## EXERCISE PROMPT
How many lines in the listing below include the word "ylabel"? Answer with the number and nothing else.

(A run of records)
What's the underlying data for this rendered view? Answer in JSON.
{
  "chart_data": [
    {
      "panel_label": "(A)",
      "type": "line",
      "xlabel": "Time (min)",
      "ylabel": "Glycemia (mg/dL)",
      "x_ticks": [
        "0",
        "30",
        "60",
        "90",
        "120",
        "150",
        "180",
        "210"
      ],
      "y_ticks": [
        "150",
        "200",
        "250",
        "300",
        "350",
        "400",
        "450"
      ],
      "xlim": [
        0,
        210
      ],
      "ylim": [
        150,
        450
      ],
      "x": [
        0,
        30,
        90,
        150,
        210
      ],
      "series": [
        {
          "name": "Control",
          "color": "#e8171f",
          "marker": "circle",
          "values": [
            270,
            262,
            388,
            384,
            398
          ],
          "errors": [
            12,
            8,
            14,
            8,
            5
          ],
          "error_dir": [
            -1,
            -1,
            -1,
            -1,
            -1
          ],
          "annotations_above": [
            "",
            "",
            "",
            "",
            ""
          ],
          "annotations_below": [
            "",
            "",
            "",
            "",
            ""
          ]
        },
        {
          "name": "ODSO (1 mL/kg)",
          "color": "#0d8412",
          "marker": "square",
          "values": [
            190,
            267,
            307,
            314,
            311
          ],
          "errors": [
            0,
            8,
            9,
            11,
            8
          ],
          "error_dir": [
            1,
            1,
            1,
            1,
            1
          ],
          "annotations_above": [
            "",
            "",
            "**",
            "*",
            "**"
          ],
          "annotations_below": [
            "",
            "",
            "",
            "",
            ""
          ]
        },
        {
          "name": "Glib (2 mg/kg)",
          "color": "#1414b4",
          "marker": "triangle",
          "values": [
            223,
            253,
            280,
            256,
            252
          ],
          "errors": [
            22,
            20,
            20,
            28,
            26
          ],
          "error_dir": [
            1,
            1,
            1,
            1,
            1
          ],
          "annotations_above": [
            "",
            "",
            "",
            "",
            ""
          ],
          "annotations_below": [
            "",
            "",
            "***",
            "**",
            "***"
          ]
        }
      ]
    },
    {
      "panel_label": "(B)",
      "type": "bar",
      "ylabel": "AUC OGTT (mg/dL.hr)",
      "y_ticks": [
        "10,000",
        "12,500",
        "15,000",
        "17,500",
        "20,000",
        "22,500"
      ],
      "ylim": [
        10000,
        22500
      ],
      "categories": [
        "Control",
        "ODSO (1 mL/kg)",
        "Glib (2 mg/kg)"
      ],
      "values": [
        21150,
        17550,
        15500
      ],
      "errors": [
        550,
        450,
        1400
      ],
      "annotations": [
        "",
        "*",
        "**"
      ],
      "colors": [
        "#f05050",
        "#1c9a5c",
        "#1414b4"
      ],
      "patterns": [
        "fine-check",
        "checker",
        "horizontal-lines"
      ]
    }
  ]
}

## RESPONSE
2